(Source records)

## start

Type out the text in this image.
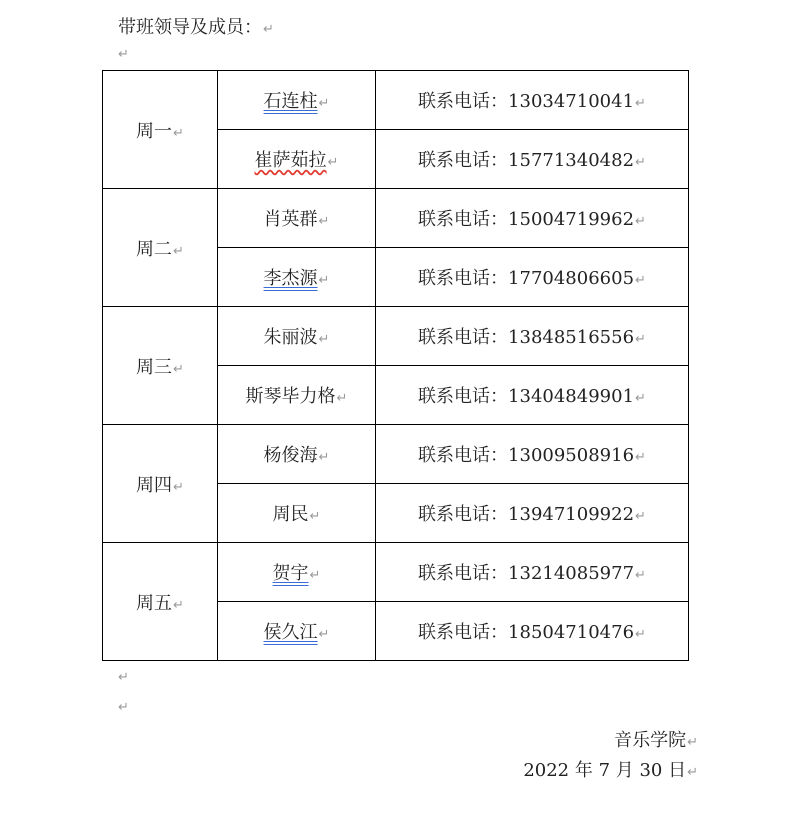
带班领导及成员：↵
↵
周一↵	石连柱↵	联系电话：13034710041↵
	崔萨茹拉↵	联系电话：15771340482↵
周二↵	肖英群↵	联系电话：15004719962↵
	李杰源↵	联系电话：17704806605↵
周三↵	朱丽波↵	联系电话：13848516556↵
	斯琴毕力格↵	联系电话：13404849901↵
周四↵	杨俊海↵	联系电话：13009508916↵
	周民↵	联系电话：13947109922↵
周五↵	贺宇↵	联系电话：13214085977↵
	侯久江↵	联系电话：18504710476↵
↵
↵
音乐学院↵
2022 年 7 月 30 日↵
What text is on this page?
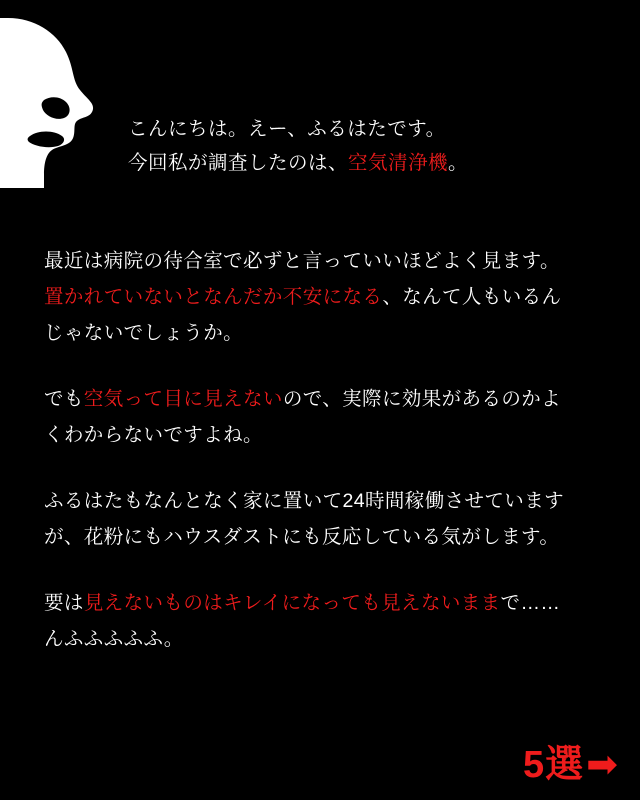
こんにちは。えー、ふるはたです。
今回私が調査したのは、空気清浄機。

最近は病院の待合室で必ずと言っていいほどよく見ます。
置かれていないとなんだか不安になる、なんて人もいるん
じゃないでしょうか。

でも空気って目に見えないので、実際に効果があるのかよ
くわからないですよね。

ふるはたもなんとなく家に置いて24時間稼働させています
が、花粉にもハウスダストにも反応している気がします。

要は見えないものはキレイになっても見えないままで……
んふふふふふ。

5選 ➡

## end

▶ [To do]: Leave out the pictures and return every record word for word.

▶ [Task solution]:
Type out the text in this image.
带班领导及成员：↵
↵
周一↵	石连柱↵	联系电话：13034710041↵
	崔萨茹拉↵	联系电话：15771340482↵
周二↵	肖英群↵	联系电话：15004719962↵
	李杰源↵	联系电话：17704806605↵
周三↵	朱丽波↵	联系电话：13848516556↵
	斯琴毕力格↵	联系电话：13404849901↵
周四↵	杨俊海↵	联系电话：13009508916↵
	周民↵	联系电话：13947109922↵
周五↵	贺宇↵	联系电话：13214085977↵
	侯久江↵	联系电话：18504710476↵
↵
↵
音乐学院↵
2022 年 7 月 30 日↵
What text is on this page?
こんにちは。えー、ふるはたです。
今回私が調査したのは、空気清浄機。

最近は病院の待合室で必ずと言っていいほどよく見ます。
置かれていないとなんだか不安になる、なんて人もいるん
じゃないでしょうか。

でも空気って目に見えないので、実際に効果があるのかよ
くわからないですよね。

ふるはたもなんとなく家に置いて24時間稼働させています
が、花粉にもハウスダストにも反応している気がします。

要は見えないものはキレイになっても見えないままで……
んふふふふふ。

5選 ➡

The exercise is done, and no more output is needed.